The task: Every record must be repeated exactly; omit any pictures they contain.

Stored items
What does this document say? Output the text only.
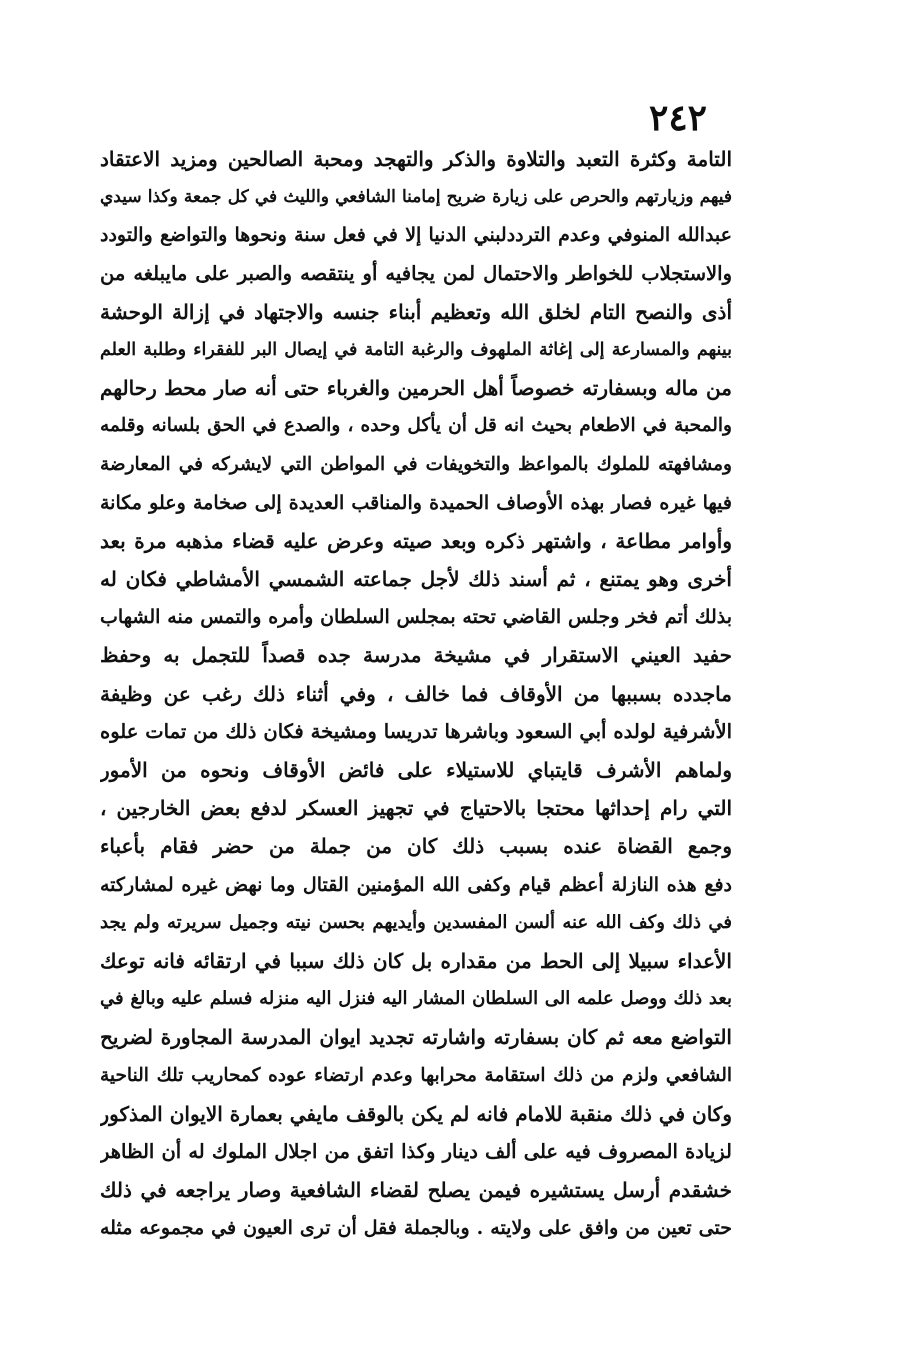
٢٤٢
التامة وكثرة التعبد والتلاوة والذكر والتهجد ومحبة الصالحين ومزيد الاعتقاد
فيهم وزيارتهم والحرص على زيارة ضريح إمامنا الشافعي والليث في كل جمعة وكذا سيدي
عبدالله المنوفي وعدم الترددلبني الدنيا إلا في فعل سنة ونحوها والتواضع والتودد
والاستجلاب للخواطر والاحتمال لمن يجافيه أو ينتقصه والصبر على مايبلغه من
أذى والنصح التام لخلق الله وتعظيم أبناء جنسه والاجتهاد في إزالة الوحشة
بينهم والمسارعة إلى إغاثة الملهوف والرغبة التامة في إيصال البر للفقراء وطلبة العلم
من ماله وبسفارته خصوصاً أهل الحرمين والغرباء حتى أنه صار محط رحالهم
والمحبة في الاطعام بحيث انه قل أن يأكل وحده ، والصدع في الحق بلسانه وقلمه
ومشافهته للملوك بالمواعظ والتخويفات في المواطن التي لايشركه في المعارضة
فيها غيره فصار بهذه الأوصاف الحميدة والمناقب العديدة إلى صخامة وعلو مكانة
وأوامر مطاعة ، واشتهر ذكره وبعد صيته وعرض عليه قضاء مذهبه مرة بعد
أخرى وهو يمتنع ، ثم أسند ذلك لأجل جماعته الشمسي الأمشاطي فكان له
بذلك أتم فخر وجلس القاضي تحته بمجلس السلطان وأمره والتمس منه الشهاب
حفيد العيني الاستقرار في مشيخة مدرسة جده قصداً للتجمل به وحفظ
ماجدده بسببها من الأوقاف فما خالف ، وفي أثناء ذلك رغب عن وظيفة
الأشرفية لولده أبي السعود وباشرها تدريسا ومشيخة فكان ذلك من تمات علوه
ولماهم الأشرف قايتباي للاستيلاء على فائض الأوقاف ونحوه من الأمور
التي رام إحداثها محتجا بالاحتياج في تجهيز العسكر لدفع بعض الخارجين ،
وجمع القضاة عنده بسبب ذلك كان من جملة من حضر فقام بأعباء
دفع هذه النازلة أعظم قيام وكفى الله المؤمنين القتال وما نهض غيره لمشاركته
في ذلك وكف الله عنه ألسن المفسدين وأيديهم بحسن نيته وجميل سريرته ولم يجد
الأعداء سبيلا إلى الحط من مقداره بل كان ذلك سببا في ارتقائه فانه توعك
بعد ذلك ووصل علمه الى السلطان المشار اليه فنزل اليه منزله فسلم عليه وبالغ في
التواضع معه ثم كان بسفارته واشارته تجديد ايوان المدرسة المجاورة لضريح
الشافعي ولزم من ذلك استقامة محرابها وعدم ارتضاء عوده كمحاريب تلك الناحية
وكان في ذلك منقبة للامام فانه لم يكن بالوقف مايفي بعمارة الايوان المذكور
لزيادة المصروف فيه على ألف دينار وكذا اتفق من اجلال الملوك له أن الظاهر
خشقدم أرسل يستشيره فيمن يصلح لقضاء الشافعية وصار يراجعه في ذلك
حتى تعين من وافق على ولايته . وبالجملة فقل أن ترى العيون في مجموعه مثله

Written answer:
What does this document say? Output the text only.
٢٤٢
التامة وكثرة التعبد والتلاوة والذكر والتهجد ومحبة الصالحين ومزيد الاعتقاد
فيهم وزيارتهم والحرص على زيارة ضريح إمامنا الشافعي والليث في كل جمعة وكذا سيدي
عبدالله المنوفي وعدم الترددلبني الدنيا إلا في فعل سنة ونحوها والتواضع والتودد
والاستجلاب للخواطر والاحتمال لمن يجافيه أو ينتقصه والصبر على مايبلغه من
أذى والنصح التام لخلق الله وتعظيم أبناء جنسه والاجتهاد في إزالة الوحشة
بينهم والمسارعة إلى إغاثة الملهوف والرغبة التامة في إيصال البر للفقراء وطلبة العلم
من ماله وبسفارته خصوصاً أهل الحرمين والغرباء حتى أنه صار محط رحالهم
والمحبة في الاطعام بحيث انه قل أن يأكل وحده ، والصدع في الحق بلسانه وقلمه
ومشافهته للملوك بالمواعظ والتخويفات في المواطن التي لايشركه في المعارضة
فيها غيره فصار بهذه الأوصاف الحميدة والمناقب العديدة إلى صخامة وعلو مكانة
وأوامر مطاعة ، واشتهر ذكره وبعد صيته وعرض عليه قضاء مذهبه مرة بعد
أخرى وهو يمتنع ، ثم أسند ذلك لأجل جماعته الشمسي الأمشاطي فكان له
بذلك أتم فخر وجلس القاضي تحته بمجلس السلطان وأمره والتمس منه الشهاب
حفيد العيني الاستقرار في مشيخة مدرسة جده قصداً للتجمل به وحفظ
ماجدده بسببها من الأوقاف فما خالف ، وفي أثناء ذلك رغب عن وظيفة
الأشرفية لولده أبي السعود وباشرها تدريسا ومشيخة فكان ذلك من تمات علوه
ولماهم الأشرف قايتباي للاستيلاء على فائض الأوقاف ونحوه من الأمور
التي رام إحداثها محتجا بالاحتياج في تجهيز العسكر لدفع بعض الخارجين ،
وجمع القضاة عنده بسبب ذلك كان من جملة من حضر فقام بأعباء
دفع هذه النازلة أعظم قيام وكفى الله المؤمنين القتال وما نهض غيره لمشاركته
في ذلك وكف الله عنه ألسن المفسدين وأيديهم بحسن نيته وجميل سريرته ولم يجد
الأعداء سبيلا إلى الحط من مقداره بل كان ذلك سببا في ارتقائه فانه توعك
بعد ذلك ووصل علمه الى السلطان المشار اليه فنزل اليه منزله فسلم عليه وبالغ في
التواضع معه ثم كان بسفارته واشارته تجديد ايوان المدرسة المجاورة لضريح
الشافعي ولزم من ذلك استقامة محرابها وعدم ارتضاء عوده كمحاريب تلك الناحية
وكان في ذلك منقبة للامام فانه لم يكن بالوقف مايفي بعمارة الايوان المذكور
لزيادة المصروف فيه على ألف دينار وكذا اتفق من اجلال الملوك له أن الظاهر
خشقدم أرسل يستشيره فيمن يصلح لقضاء الشافعية وصار يراجعه في ذلك
حتى تعين من وافق على ولايته . وبالجملة فقل أن ترى العيون في مجموعه مثله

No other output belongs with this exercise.